THE EXERCISE | Copy every record below exactly.

━━━━━━━━━━━━━━━━━━━━━━━━━━━━━━

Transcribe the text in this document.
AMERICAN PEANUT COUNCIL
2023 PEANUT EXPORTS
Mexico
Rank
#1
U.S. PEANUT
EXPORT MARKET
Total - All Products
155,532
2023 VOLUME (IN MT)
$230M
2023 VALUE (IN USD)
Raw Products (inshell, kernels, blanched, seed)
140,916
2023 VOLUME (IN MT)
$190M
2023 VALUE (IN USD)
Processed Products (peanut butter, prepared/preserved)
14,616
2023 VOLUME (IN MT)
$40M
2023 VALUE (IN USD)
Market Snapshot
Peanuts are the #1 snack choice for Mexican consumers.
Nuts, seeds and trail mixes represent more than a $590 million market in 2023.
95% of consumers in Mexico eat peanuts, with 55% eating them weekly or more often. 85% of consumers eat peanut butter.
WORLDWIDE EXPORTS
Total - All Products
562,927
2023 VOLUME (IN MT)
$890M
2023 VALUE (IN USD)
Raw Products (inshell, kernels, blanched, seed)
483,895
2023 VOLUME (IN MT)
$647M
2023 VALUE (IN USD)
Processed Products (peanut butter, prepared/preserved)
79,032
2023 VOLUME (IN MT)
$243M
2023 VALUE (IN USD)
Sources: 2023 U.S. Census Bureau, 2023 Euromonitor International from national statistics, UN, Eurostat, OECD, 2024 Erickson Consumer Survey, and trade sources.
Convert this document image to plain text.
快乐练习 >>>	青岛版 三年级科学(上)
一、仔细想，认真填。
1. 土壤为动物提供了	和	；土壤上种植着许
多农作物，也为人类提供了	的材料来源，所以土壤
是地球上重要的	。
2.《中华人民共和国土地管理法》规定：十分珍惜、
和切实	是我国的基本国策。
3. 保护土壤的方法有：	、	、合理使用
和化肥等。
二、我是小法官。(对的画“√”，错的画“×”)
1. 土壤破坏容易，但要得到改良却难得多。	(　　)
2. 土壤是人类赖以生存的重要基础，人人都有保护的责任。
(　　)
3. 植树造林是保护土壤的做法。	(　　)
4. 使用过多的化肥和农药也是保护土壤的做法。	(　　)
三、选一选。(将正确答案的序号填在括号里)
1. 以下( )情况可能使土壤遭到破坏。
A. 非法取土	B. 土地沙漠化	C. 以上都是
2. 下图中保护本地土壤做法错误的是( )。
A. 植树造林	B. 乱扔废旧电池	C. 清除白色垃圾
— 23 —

━━━━━━━━━━━━━━━━━━━━━━━━━━━━━━

THE RESULT |
Transcribe the text in this document.
AMERICAN PEANUT COUNCIL
2023 PEANUT EXPORTS
Mexico
Rank
#1
U.S. PEANUT
EXPORT MARKET
Total - All Products
155,532
2023 VOLUME (IN MT)
$230M
2023 VALUE (IN USD)
Raw Products (inshell, kernels, blanched, seed)
140,916
2023 VOLUME (IN MT)
$190M
2023 VALUE (IN USD)
Processed Products (peanut butter, prepared/preserved)
14,616
2023 VOLUME (IN MT)
$40M
2023 VALUE (IN USD)
Market Snapshot
Peanuts are the #1 snack choice for Mexican consumers.
Nuts, seeds and trail mixes represent more than a $590 million market in 2023.
95% of consumers in Mexico eat peanuts, with 55% eating them weekly or more often. 85% of consumers eat peanut butter.
WORLDWIDE EXPORTS
Total - All Products
562,927
2023 VOLUME (IN MT)
$890M
2023 VALUE (IN USD)
Raw Products (inshell, kernels, blanched, seed)
483,895
2023 VOLUME (IN MT)
$647M
2023 VALUE (IN USD)
Processed Products (peanut butter, prepared/preserved)
79,032
2023 VOLUME (IN MT)
$243M
2023 VALUE (IN USD)
Sources: 2023 U.S. Census Bureau, 2023 Euromonitor International from national statistics, UN, Eurostat, OECD, 2024 Erickson Consumer Survey, and trade sources.
Convert this document image to plain text.
快乐练习 >>>	青岛版 三年级科学(上)
一、仔细想，认真填。
1. 土壤为动物提供了	和	；土壤上种植着许
多农作物，也为人类提供了	的材料来源，所以土壤
是地球上重要的	。
2.《中华人民共和国土地管理法》规定：十分珍惜、
和切实	是我国的基本国策。
3. 保护土壤的方法有：	、	、合理使用
和化肥等。
二、我是小法官。(对的画“√”，错的画“×”)
1. 土壤破坏容易，但要得到改良却难得多。	(　　)
2. 土壤是人类赖以生存的重要基础，人人都有保护的责任。
(　　)
3. 植树造林是保护土壤的做法。	(　　)
4. 使用过多的化肥和农药也是保护土壤的做法。	(　　)
三、选一选。(将正确答案的序号填在括号里)
1. 以下( )情况可能使土壤遭到破坏。
A. 非法取土	B. 土地沙漠化	C. 以上都是
2. 下图中保护本地土壤做法错误的是( )。
A. 植树造林	B. 乱扔废旧电池	C. 清除白色垃圾
— 23 —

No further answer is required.